Exercise instructions:
Repeat each record exactly as written, and drop any images.

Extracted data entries
--- Begin ---

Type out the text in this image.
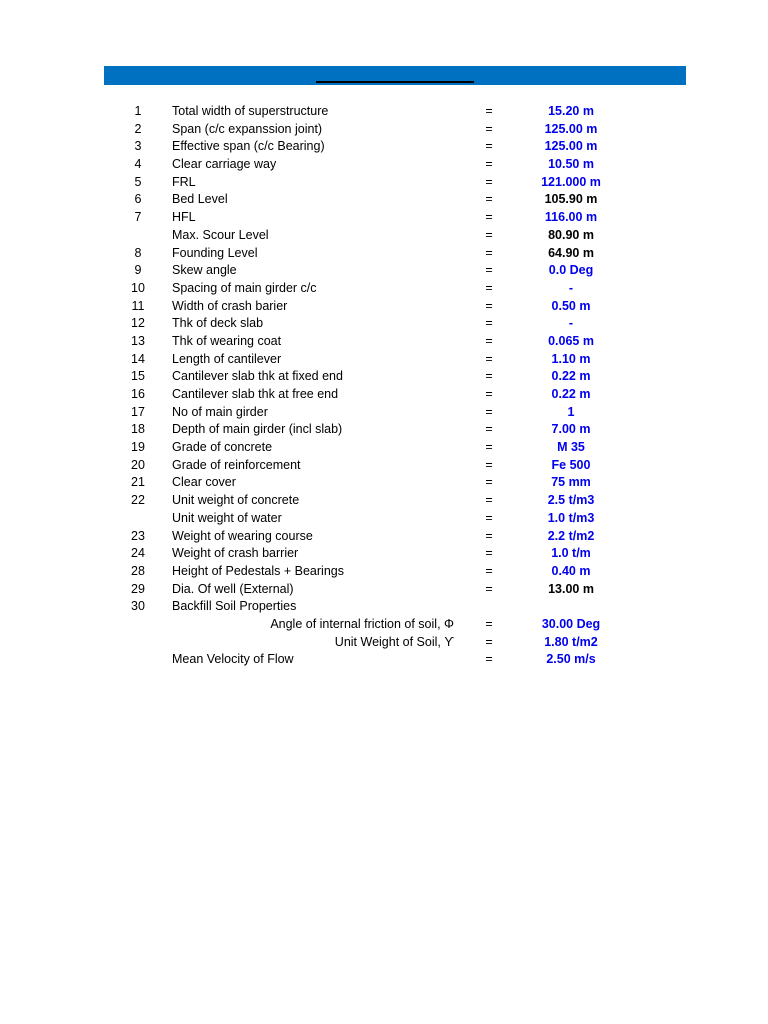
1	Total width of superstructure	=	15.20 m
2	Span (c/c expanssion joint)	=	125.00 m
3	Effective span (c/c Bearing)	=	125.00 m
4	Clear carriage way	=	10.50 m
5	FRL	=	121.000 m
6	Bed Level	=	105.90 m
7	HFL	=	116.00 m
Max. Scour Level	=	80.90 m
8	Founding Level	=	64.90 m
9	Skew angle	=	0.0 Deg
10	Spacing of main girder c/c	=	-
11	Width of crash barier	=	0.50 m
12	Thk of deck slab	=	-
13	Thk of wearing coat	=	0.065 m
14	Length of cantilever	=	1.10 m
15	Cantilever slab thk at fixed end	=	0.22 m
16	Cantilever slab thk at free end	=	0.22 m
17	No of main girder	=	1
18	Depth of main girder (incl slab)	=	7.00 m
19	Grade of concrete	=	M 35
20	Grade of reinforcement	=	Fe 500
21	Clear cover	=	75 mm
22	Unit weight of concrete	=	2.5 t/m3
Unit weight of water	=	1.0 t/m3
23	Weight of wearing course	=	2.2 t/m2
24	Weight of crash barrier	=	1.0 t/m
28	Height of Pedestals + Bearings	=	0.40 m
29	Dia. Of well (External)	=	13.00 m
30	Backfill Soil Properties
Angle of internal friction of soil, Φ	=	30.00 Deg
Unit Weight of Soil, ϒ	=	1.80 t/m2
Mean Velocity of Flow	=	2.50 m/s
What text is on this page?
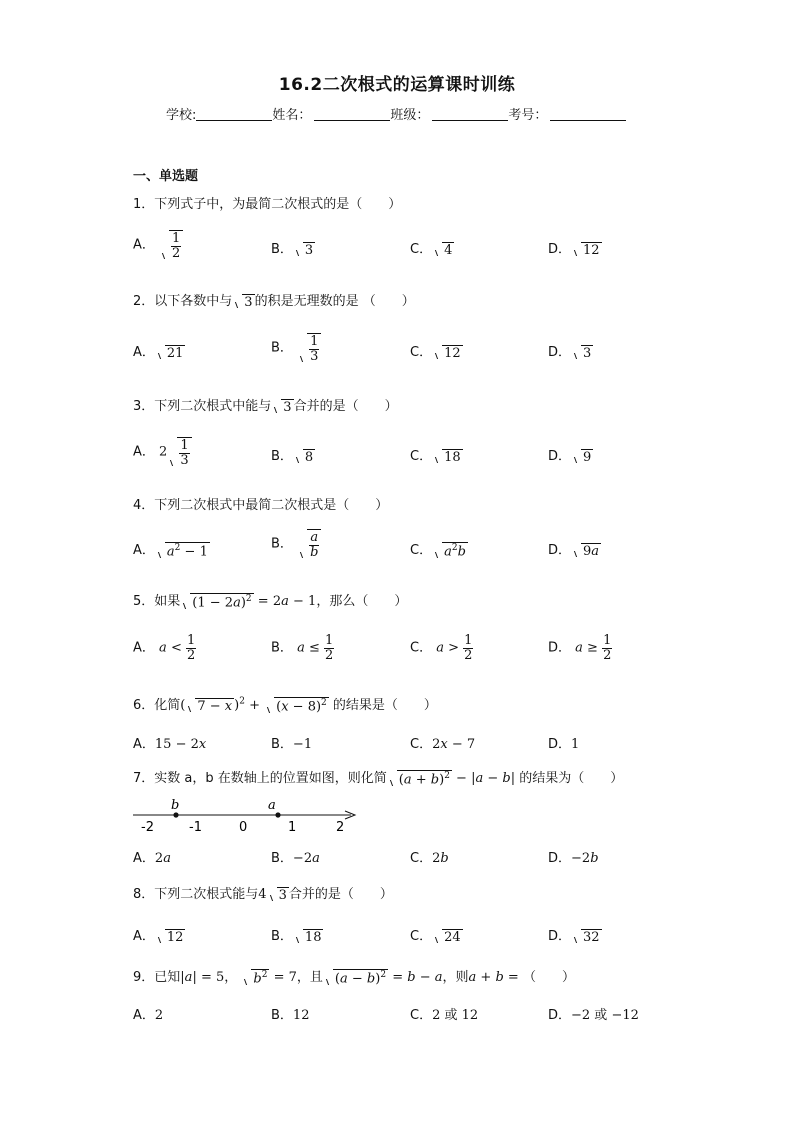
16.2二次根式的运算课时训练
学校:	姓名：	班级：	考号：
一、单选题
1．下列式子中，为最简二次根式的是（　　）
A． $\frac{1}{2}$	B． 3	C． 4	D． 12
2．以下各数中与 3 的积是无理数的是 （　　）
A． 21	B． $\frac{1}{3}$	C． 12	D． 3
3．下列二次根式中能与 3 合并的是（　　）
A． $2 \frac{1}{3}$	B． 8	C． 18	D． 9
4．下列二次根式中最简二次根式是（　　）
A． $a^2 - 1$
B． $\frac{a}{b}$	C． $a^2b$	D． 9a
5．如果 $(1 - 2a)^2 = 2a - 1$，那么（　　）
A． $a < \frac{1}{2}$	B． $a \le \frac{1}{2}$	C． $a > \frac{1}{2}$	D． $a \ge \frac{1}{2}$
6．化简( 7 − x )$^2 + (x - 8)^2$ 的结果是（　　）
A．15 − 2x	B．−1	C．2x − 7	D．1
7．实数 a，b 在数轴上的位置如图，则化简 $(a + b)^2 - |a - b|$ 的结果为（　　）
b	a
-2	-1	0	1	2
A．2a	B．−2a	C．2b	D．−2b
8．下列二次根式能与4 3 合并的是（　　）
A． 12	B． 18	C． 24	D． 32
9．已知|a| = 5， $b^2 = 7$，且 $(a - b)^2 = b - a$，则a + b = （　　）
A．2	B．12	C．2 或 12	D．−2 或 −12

--- End ---

Result of this exercise:
Type out the text in this image.
1	Total width of superstructure	=	15.20 m
2	Span (c/c expanssion joint)	=	125.00 m
3	Effective span (c/c Bearing)	=	125.00 m
4	Clear carriage way	=	10.50 m
5	FRL	=	121.000 m
6	Bed Level	=	105.90 m
7	HFL	=	116.00 m
Max. Scour Level	=	80.90 m
8	Founding Level	=	64.90 m
9	Skew angle	=	0.0 Deg
10	Spacing of main girder c/c	=	-
11	Width of crash barier	=	0.50 m
12	Thk of deck slab	=	-
13	Thk of wearing coat	=	0.065 m
14	Length of cantilever	=	1.10 m
15	Cantilever slab thk at fixed end	=	0.22 m
16	Cantilever slab thk at free end	=	0.22 m
17	No of main girder	=	1
18	Depth of main girder (incl slab)	=	7.00 m
19	Grade of concrete	=	M 35
20	Grade of reinforcement	=	Fe 500
21	Clear cover	=	75 mm
22	Unit weight of concrete	=	2.5 t/m3
Unit weight of water	=	1.0 t/m3
23	Weight of wearing course	=	2.2 t/m2
24	Weight of crash barrier	=	1.0 t/m
28	Height of Pedestals + Bearings	=	0.40 m
29	Dia. Of well (External)	=	13.00 m
30	Backfill Soil Properties
Angle of internal friction of soil, Φ	=	30.00 Deg
Unit Weight of Soil, ϒ	=	1.80 t/m2
Mean Velocity of Flow	=	2.50 m/s
What text is on this page?
16.2二次根式的运算课时训练
学校:	姓名：	班级：	考号：
一、单选题
1．下列式子中，为最简二次根式的是（　　）
A． $\frac{1}{2}$	B． 3	C． 4	D． 12
2．以下各数中与 3 的积是无理数的是 （　　）
A． 21	B． $\frac{1}{3}$	C． 12	D． 3
3．下列二次根式中能与 3 合并的是（　　）
A． $2 \frac{1}{3}$	B． 8	C． 18	D． 9
4．下列二次根式中最简二次根式是（　　）
A． $a^2 - 1$
B． $\frac{a}{b}$	C． $a^2b$	D． 9a
5．如果 $(1 - 2a)^2 = 2a - 1$，那么（　　）
A． $a < \frac{1}{2}$	B． $a \le \frac{1}{2}$	C． $a > \frac{1}{2}$	D． $a \ge \frac{1}{2}$
6．化简( 7 − x )$^2 + (x - 8)^2$ 的结果是（　　）
A．15 − 2x	B．−1	C．2x − 7	D．1
7．实数 a，b 在数轴上的位置如图，则化简 $(a + b)^2 - |a - b|$ 的结果为（　　）
b	a
-2	-1	0	1	2
A．2a	B．−2a	C．2b	D．−2b
8．下列二次根式能与4 3 合并的是（　　）
A． 12	B． 18	C． 24	D． 32
9．已知|a| = 5， $b^2 = 7$，且 $(a - b)^2 = b - a$，则a + b = （　　）
A．2	B．12	C．2 或 12	D．−2 或 −12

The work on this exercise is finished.